# Data for processing
┏━━

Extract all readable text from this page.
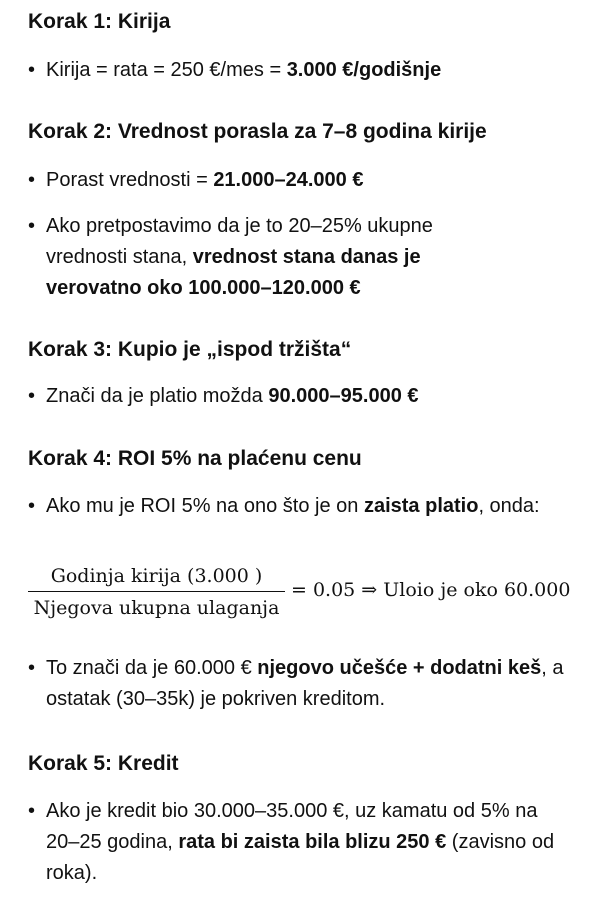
Korak 1: Kirija
• Kirija = rata = 250 €/mes = 3.000 €/godišnje
Korak 2: Vrednost porasla za 7–8 godina kirije
• Porast vrednosti = 21.000–24.000 €
• Ako pretpostavimo da je to 20–25% ukupne vrednosti stana, vrednost stana danas je verovatno oko 100.000–120.000 €
Korak 3: Kupio je „ispod tržišta“
• Znači da je platio možda 90.000–95.000 €
Korak 4: ROI 5% na plaćenu cenu
• Ako mu je ROI 5% na ono što je on zaista platio, onda:
Godinja kirija (3.000 )
Njegova ukupna ulaganja
= 0.05 ⇒ Uloio je oko 60.000
• To znači da je 60.000 € njegovo učešće + dodatni keš, a ostatak (30–35k) je pokriven kreditom.
Korak 5: Kredit
• Ako je kredit bio 30.000–35.000 €, uz kamatu od 5% na 20–25 godina, rata bi zaista bila blizu 250 € (zavisno od roka).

┗━━

# Direction
Using the material above, state how many lines include the string "Korak". Answer with a single number.

# Output of the exercise
5